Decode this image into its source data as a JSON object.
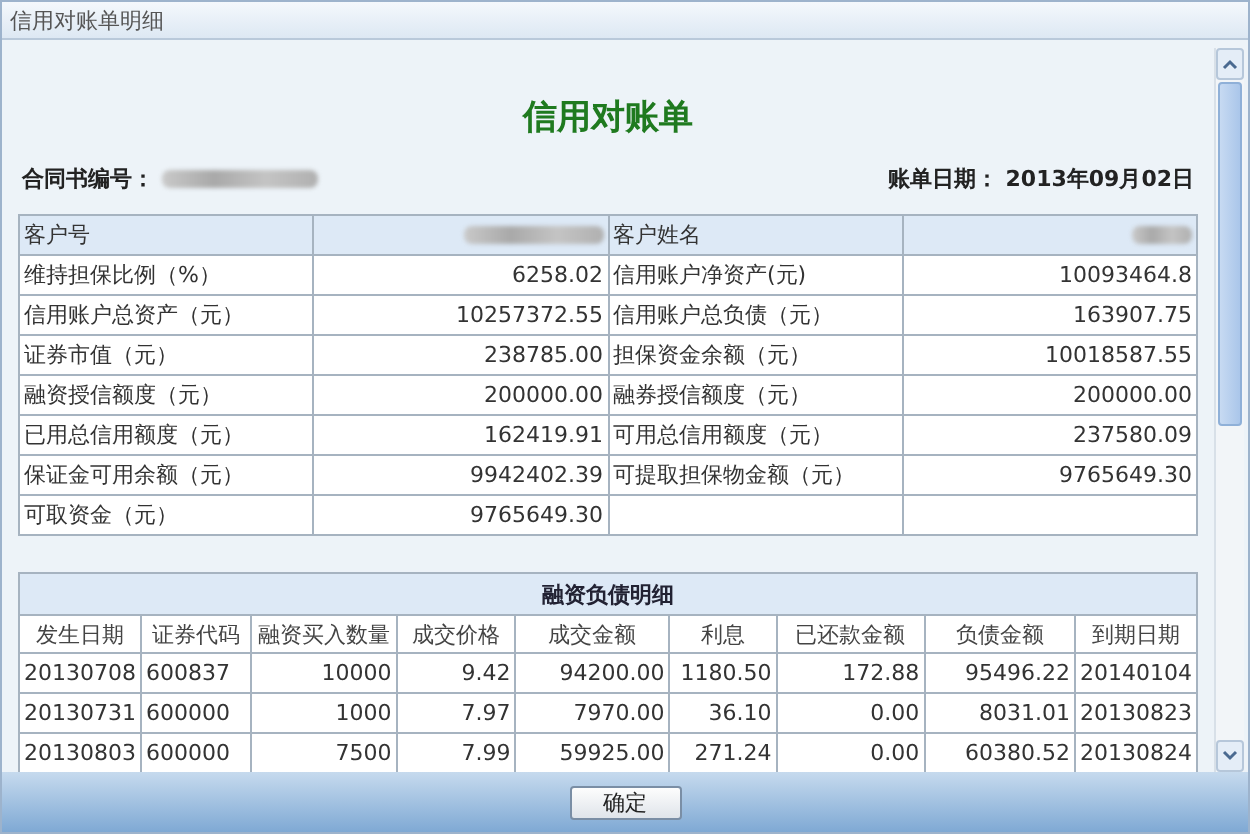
{
  "window": {
    "title": "信用对账单明细"
  },
  "statement": {
    "title": "信用对账单",
    "contract_label": "合同书编号：",
    "date_label": "账单日期：",
    "date": "2013年09月02日"
  },
  "summary": {
    "rows": [
      {
        "highlighted": true,
        "cells": [
          {
            "kind": "label",
            "text": "客户号"
          },
          {
            "kind": "redacted"
          },
          {
            "kind": "label",
            "text": "客户姓名"
          },
          {
            "kind": "redacted"
          }
        ]
      },
      {
        "highlighted": false,
        "cells": [
          {
            "kind": "label",
            "text": "维持担保比例（%）"
          },
          {
            "kind": "value",
            "text": "6258.02"
          },
          {
            "kind": "label",
            "text": "信用账户净资产(元)"
          },
          {
            "kind": "value",
            "text": "10093464.8"
          }
        ]
      },
      {
        "highlighted": false,
        "cells": [
          {
            "kind": "label",
            "text": "信用账户总资产（元）"
          },
          {
            "kind": "value",
            "text": "10257372.55"
          },
          {
            "kind": "label",
            "text": "信用账户总负债（元）"
          },
          {
            "kind": "value",
            "text": "163907.75"
          }
        ]
      },
      {
        "highlighted": false,
        "cells": [
          {
            "kind": "label",
            "text": "证券市值（元）"
          },
          {
            "kind": "value",
            "text": "238785.00"
          },
          {
            "kind": "label",
            "text": "担保资金余额（元）"
          },
          {
            "kind": "value",
            "text": "10018587.55"
          }
        ]
      },
      {
        "highlighted": false,
        "cells": [
          {
            "kind": "label",
            "text": "融资授信额度（元）"
          },
          {
            "kind": "value",
            "text": "200000.00"
          },
          {
            "kind": "label",
            "text": "融券授信额度（元）"
          },
          {
            "kind": "value",
            "text": "200000.00"
          }
        ]
      },
      {
        "highlighted": false,
        "cells": [
          {
            "kind": "label",
            "text": "已用总信用额度（元）"
          },
          {
            "kind": "value",
            "text": "162419.91"
          },
          {
            "kind": "label",
            "text": "可用总信用额度（元）"
          },
          {
            "kind": "value",
            "text": "237580.09"
          }
        ]
      },
      {
        "highlighted": false,
        "cells": [
          {
            "kind": "label",
            "text": "保证金可用余额（元）"
          },
          {
            "kind": "value",
            "text": "9942402.39"
          },
          {
            "kind": "label",
            "text": "可提取担保物金额（元）"
          },
          {
            "kind": "value",
            "text": "9765649.30"
          }
        ]
      },
      {
        "highlighted": false,
        "cells": [
          {
            "kind": "label",
            "text": "可取资金（元）"
          },
          {
            "kind": "value",
            "text": "9765649.30"
          },
          {
            "kind": "empty"
          },
          {
            "kind": "empty"
          }
        ]
      }
    ]
  },
  "detail": {
    "title": "融资负债明细",
    "columns": [
      "发生日期",
      "证券代码",
      "融资买入数量",
      "成交价格",
      "成交金额",
      "利息",
      "已还款金额",
      "负债金额",
      "到期日期"
    ],
    "rows": [
      [
        "20130708",
        "600837",
        "10000",
        "9.42",
        "94200.00",
        "1180.50",
        "172.88",
        "95496.22",
        "20140104"
      ],
      [
        "20130731",
        "600000",
        "1000",
        "7.97",
        "7970.00",
        "36.10",
        "0.00",
        "8031.01",
        "20130823"
      ],
      [
        "20130803",
        "600000",
        "7500",
        "7.99",
        "59925.00",
        "271.24",
        "0.00",
        "60380.52",
        "20130824"
      ]
    ]
  },
  "buttons": [
    "确定"
  ]
}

________________________________________

## Exercise
Output the entries above exactly. Drop the pictures.

## Answer to this task
Decode this image into its source data as a JSON object.
{
  "window": {
    "title": "信用对账单明细"
  },
  "statement": {
    "title": "信用对账单",
    "contract_label": "合同书编号：",
    "date_label": "账单日期：",
    "date": "2013年09月02日"
  },
  "summary": {
    "rows": [
      {
        "highlighted": true,
        "cells": [
          {
            "kind": "label",
            "text": "客户号"
          },
          {
            "kind": "redacted"
          },
          {
            "kind": "label",
            "text": "客户姓名"
          },
          {
            "kind": "redacted"
          }
        ]
      },
      {
        "highlighted": false,
        "cells": [
          {
            "kind": "label",
            "text": "维持担保比例（%）"
          },
          {
            "kind": "value",
            "text": "6258.02"
          },
          {
            "kind": "label",
            "text": "信用账户净资产(元)"
          },
          {
            "kind": "value",
            "text": "10093464.8"
          }
        ]
      },
      {
        "highlighted": false,
        "cells": [
          {
            "kind": "label",
            "text": "信用账户总资产（元）"
          },
          {
            "kind": "value",
            "text": "10257372.55"
          },
          {
            "kind": "label",
            "text": "信用账户总负债（元）"
          },
          {
            "kind": "value",
            "text": "163907.75"
          }
        ]
      },
      {
        "highlighted": false,
        "cells": [
          {
            "kind": "label",
            "text": "证券市值（元）"
          },
          {
            "kind": "value",
            "text": "238785.00"
          },
          {
            "kind": "label",
            "text": "担保资金余额（元）"
          },
          {
            "kind": "value",
            "text": "10018587.55"
          }
        ]
      },
      {
        "highlighted": false,
        "cells": [
          {
            "kind": "label",
            "text": "融资授信额度（元）"
          },
          {
            "kind": "value",
            "text": "200000.00"
          },
          {
            "kind": "label",
            "text": "融券授信额度（元）"
          },
          {
            "kind": "value",
            "text": "200000.00"
          }
        ]
      },
      {
        "highlighted": false,
        "cells": [
          {
            "kind": "label",
            "text": "已用总信用额度（元）"
          },
          {
            "kind": "value",
            "text": "162419.91"
          },
          {
            "kind": "label",
            "text": "可用总信用额度（元）"
          },
          {
            "kind": "value",
            "text": "237580.09"
          }
        ]
      },
      {
        "highlighted": false,
        "cells": [
          {
            "kind": "label",
            "text": "保证金可用余额（元）"
          },
          {
            "kind": "value",
            "text": "9942402.39"
          },
          {
            "kind": "label",
            "text": "可提取担保物金额（元）"
          },
          {
            "kind": "value",
            "text": "9765649.30"
          }
        ]
      },
      {
        "highlighted": false,
        "cells": [
          {
            "kind": "label",
            "text": "可取资金（元）"
          },
          {
            "kind": "value",
            "text": "9765649.30"
          },
          {
            "kind": "empty"
          },
          {
            "kind": "empty"
          }
        ]
      }
    ]
  },
  "detail": {
    "title": "融资负债明细",
    "columns": [
      "发生日期",
      "证券代码",
      "融资买入数量",
      "成交价格",
      "成交金额",
      "利息",
      "已还款金额",
      "负债金额",
      "到期日期"
    ],
    "rows": [
      [
        "20130708",
        "600837",
        "10000",
        "9.42",
        "94200.00",
        "1180.50",
        "172.88",
        "95496.22",
        "20140104"
      ],
      [
        "20130731",
        "600000",
        "1000",
        "7.97",
        "7970.00",
        "36.10",
        "0.00",
        "8031.01",
        "20130823"
      ],
      [
        "20130803",
        "600000",
        "7500",
        "7.99",
        "59925.00",
        "271.24",
        "0.00",
        "60380.52",
        "20130824"
      ]
    ]
  },
  "buttons": [
    "确定"
  ]
}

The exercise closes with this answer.